# [What is being asked]
Pick every line from the data that holds the word "ratio".

# [Source material]
◇ ◇ ◇ ◇ ◇ ◇ ◇
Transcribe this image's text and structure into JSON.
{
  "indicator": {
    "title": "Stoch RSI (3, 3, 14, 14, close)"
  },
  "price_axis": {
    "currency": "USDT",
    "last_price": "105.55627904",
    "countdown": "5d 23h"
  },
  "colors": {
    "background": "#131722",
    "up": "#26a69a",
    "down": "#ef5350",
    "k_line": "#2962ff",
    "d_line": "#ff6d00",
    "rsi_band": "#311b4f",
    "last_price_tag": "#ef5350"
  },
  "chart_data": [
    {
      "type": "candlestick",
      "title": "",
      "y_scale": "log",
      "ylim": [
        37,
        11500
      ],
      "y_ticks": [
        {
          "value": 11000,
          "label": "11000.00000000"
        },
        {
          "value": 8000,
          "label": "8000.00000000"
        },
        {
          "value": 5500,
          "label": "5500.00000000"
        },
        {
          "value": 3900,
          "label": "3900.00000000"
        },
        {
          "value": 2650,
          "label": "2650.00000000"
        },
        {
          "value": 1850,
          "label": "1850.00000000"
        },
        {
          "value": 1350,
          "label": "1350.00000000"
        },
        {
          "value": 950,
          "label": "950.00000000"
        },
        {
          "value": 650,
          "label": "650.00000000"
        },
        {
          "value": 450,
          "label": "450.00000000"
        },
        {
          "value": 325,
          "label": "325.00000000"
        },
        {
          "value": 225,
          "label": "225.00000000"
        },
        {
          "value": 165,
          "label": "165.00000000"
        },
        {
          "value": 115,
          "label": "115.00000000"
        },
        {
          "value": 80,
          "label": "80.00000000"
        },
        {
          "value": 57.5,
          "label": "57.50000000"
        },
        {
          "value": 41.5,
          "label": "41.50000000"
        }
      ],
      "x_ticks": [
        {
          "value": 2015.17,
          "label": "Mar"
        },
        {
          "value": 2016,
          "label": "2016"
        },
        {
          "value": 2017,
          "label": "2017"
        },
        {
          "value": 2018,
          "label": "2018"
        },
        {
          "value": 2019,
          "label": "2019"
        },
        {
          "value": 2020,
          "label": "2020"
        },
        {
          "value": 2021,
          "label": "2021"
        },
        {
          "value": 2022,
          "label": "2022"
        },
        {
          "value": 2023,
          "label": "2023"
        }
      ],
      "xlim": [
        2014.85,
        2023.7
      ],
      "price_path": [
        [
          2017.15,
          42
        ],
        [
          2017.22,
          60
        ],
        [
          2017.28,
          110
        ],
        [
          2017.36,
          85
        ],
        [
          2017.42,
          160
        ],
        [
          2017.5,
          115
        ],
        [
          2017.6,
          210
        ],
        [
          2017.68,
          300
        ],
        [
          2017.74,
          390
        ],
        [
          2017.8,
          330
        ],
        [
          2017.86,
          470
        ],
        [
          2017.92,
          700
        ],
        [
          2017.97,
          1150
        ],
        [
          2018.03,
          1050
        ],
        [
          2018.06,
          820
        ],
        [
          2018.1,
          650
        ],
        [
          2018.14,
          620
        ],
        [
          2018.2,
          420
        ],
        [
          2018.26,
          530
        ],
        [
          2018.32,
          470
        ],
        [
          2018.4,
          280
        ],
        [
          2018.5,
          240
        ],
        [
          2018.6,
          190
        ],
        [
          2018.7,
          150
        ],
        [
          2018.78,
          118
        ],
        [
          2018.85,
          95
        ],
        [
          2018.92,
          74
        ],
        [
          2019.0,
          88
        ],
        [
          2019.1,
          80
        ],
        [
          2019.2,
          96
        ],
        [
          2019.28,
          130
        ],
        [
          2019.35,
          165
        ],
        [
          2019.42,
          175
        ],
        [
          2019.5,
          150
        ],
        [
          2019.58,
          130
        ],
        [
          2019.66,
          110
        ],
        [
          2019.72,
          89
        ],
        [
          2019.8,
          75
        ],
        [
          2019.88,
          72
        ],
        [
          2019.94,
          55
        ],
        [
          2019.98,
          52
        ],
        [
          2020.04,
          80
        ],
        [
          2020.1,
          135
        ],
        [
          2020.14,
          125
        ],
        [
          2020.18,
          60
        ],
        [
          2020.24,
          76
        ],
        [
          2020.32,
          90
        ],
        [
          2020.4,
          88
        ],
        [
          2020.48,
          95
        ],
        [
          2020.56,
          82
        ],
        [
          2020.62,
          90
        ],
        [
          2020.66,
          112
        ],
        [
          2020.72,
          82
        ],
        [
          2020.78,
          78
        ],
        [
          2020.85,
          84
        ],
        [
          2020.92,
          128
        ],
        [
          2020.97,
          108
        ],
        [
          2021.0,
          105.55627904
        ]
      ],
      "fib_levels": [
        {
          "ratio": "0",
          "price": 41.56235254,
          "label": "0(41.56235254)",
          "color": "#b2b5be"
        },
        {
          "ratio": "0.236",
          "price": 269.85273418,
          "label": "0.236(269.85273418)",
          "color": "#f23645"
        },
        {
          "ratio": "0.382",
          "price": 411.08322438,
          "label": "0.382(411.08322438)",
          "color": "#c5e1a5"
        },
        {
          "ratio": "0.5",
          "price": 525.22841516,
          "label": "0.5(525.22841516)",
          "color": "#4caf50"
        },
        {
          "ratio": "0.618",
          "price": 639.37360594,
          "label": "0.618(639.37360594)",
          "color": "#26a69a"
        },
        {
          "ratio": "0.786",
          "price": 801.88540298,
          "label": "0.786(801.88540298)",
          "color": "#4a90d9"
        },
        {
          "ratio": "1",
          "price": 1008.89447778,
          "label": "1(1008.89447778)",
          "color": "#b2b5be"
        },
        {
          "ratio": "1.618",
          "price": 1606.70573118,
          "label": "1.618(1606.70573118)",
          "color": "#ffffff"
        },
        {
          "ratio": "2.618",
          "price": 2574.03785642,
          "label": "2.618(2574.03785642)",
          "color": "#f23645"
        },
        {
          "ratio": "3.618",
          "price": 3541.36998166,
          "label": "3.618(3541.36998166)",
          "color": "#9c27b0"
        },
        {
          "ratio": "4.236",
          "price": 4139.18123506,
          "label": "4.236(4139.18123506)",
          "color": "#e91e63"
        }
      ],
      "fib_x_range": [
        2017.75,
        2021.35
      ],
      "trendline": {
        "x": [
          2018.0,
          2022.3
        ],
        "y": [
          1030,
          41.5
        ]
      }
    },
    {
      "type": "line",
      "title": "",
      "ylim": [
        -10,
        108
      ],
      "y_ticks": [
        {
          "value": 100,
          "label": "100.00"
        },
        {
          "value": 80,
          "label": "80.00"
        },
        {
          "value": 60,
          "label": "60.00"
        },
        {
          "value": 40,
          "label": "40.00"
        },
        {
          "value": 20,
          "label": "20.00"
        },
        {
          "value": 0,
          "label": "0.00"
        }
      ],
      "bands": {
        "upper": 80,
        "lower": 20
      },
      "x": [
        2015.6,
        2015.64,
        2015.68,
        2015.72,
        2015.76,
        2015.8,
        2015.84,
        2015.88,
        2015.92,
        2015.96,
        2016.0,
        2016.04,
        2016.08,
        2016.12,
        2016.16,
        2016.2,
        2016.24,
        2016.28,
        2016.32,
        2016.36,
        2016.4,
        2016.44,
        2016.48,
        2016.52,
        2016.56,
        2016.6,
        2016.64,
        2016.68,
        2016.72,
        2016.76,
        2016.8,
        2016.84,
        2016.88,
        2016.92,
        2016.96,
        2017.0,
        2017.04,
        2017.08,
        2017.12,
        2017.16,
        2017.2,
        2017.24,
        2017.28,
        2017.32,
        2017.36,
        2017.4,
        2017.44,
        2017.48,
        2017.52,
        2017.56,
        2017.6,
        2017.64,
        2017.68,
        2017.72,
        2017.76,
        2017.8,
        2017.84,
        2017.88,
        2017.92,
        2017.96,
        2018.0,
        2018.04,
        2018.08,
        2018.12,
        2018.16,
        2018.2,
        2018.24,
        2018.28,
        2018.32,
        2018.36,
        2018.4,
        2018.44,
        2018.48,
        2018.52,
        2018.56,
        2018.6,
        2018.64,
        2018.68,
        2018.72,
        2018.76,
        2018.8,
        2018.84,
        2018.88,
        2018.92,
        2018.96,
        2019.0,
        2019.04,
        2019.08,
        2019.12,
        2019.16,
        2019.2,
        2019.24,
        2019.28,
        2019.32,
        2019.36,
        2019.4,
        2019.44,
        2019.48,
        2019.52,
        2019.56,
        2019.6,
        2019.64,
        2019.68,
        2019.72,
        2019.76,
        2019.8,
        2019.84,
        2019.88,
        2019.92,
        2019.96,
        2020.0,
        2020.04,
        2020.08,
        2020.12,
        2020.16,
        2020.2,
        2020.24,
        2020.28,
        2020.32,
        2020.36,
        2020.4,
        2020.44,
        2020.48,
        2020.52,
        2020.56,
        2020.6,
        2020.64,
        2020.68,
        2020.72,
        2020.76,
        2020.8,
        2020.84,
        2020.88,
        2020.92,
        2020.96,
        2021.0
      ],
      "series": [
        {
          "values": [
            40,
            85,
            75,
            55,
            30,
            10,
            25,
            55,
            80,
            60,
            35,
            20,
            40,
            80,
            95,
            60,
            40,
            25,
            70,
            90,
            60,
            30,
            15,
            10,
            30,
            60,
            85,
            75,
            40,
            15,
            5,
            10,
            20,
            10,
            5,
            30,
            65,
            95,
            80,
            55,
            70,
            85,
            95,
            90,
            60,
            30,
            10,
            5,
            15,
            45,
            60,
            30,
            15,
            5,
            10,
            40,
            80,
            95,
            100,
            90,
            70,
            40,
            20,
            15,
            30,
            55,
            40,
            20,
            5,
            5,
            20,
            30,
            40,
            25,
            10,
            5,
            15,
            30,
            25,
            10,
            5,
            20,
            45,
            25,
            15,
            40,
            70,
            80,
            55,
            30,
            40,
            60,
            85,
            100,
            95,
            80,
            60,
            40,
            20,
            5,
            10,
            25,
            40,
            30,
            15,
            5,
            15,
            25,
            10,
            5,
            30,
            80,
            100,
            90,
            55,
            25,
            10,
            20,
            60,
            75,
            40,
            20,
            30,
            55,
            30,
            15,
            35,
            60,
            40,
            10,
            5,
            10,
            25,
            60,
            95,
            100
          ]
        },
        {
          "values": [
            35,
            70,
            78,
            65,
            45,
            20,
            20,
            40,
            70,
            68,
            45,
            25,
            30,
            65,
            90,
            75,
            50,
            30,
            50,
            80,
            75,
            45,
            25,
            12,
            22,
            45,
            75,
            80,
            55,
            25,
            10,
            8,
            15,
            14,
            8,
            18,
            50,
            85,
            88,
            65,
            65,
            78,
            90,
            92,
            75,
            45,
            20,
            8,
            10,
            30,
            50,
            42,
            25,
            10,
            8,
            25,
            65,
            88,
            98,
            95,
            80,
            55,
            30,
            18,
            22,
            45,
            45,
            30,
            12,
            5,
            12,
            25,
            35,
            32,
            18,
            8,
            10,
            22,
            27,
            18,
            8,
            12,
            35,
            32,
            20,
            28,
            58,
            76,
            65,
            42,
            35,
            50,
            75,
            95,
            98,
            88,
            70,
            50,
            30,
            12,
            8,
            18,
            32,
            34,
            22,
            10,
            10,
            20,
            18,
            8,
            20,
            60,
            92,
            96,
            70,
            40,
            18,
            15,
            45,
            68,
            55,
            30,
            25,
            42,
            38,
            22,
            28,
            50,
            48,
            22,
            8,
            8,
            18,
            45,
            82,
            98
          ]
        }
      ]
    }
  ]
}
◇ ◇ ◇ ◇ ◇ ◇ ◇
# [The completed task]
          "ratio": "0",
          "ratio": "0.236",
          "ratio": "0.382",
          "ratio": "0.5",
          "ratio": "0.618",
          "ratio": "0.786",
          "ratio": "1",
          "ratio": "1.618",
          "ratio": "2.618",
          "ratio": "3.618",
          "ratio": "4.236",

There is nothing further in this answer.